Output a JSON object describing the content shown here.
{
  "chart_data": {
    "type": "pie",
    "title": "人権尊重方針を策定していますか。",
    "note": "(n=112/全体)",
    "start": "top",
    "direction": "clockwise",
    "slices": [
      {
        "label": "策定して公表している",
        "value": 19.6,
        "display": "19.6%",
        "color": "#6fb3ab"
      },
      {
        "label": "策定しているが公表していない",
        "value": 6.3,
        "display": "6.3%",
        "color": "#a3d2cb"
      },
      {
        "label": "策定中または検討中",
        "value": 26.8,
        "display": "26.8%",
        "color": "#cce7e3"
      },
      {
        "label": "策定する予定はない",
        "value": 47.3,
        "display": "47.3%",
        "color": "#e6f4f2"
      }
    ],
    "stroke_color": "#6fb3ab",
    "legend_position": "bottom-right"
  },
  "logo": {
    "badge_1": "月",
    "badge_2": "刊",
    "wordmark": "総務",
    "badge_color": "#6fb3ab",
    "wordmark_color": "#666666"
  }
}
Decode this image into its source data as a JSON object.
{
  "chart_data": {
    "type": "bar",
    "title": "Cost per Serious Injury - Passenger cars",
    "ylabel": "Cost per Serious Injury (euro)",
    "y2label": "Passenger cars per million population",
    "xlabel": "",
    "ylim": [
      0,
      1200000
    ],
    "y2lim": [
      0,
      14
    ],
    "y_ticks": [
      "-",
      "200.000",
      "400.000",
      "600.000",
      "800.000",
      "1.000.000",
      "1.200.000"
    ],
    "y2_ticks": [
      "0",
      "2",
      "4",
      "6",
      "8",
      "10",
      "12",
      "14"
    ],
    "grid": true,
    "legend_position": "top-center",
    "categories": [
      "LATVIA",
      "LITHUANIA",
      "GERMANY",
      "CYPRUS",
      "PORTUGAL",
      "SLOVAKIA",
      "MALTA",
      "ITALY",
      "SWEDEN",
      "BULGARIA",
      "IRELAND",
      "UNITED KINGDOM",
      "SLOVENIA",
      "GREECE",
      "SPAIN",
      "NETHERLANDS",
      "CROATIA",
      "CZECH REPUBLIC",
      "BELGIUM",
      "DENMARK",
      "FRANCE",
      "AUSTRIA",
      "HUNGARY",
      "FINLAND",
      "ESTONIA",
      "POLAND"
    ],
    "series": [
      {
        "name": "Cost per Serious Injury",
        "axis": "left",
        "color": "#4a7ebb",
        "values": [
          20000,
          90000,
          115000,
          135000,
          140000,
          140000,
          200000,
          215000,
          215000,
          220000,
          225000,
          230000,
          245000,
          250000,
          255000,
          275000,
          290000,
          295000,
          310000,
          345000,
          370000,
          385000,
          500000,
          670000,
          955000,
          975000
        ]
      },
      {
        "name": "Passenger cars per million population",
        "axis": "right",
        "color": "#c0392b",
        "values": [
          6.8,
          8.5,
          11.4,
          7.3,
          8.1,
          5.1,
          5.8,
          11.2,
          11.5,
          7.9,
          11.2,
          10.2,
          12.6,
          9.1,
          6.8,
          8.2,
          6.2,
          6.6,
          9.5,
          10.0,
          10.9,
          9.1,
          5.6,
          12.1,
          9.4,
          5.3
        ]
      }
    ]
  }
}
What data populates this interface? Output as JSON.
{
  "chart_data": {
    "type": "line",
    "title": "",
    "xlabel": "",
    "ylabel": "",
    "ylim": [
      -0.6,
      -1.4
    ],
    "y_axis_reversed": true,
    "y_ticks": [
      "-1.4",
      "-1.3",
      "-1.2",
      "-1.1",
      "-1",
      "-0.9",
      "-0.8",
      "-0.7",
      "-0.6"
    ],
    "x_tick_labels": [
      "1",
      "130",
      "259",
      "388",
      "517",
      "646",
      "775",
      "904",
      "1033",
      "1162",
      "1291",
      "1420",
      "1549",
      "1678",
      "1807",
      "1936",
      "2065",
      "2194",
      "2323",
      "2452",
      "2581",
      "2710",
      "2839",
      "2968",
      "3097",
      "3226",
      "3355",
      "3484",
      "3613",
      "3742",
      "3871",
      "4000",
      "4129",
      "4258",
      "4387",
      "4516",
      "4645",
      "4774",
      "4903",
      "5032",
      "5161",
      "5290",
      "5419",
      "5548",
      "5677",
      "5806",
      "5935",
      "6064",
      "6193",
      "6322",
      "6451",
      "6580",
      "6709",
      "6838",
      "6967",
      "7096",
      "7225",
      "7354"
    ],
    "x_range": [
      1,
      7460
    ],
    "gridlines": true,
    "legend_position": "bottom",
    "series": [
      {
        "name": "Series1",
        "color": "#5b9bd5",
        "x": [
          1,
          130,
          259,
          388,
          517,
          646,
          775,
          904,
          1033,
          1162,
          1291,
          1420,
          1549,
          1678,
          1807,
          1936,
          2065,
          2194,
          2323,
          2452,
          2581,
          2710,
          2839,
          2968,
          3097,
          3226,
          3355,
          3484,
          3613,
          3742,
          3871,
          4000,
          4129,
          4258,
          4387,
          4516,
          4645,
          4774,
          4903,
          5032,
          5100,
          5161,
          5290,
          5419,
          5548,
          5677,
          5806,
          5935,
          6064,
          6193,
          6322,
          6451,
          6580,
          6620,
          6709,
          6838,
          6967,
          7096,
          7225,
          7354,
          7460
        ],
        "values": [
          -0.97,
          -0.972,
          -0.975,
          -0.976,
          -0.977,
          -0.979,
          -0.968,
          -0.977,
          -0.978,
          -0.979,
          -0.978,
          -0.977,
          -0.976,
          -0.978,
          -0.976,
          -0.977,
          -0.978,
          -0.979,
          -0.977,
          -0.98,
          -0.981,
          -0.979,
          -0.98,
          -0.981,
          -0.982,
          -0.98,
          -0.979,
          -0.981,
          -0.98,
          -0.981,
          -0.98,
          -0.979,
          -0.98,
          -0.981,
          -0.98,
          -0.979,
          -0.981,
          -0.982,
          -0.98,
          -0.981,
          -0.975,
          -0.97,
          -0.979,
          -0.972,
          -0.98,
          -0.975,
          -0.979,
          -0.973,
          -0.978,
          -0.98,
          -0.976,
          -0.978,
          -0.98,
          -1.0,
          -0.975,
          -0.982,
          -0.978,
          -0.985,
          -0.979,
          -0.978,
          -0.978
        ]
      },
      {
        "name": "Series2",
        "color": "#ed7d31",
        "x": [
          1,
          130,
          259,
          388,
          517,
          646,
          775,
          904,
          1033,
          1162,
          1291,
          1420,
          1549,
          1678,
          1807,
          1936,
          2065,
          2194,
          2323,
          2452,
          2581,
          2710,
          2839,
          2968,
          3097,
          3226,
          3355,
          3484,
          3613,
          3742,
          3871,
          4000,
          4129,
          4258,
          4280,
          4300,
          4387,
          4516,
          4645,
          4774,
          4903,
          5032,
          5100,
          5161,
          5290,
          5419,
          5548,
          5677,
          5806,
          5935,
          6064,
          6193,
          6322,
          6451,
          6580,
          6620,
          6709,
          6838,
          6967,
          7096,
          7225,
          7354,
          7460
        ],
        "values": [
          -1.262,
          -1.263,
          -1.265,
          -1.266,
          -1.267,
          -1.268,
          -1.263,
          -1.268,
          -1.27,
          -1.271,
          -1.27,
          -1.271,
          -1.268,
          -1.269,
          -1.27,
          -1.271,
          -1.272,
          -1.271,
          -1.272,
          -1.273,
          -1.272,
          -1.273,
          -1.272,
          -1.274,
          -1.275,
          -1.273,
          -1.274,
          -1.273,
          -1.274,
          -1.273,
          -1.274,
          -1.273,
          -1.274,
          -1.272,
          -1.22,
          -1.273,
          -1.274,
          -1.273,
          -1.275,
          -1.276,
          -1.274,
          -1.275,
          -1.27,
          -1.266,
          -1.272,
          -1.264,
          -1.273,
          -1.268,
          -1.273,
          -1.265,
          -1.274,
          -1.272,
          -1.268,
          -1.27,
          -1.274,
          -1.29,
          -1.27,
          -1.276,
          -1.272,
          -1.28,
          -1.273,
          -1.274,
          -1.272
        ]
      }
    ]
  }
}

[Short problem]: Go through the entries and return each line where the word "display" appears.

[Output for this exercise]:
        "display": "19.6%",
        "display": "6.3%",
        "display": "26.8%",
        "display": "47.3%",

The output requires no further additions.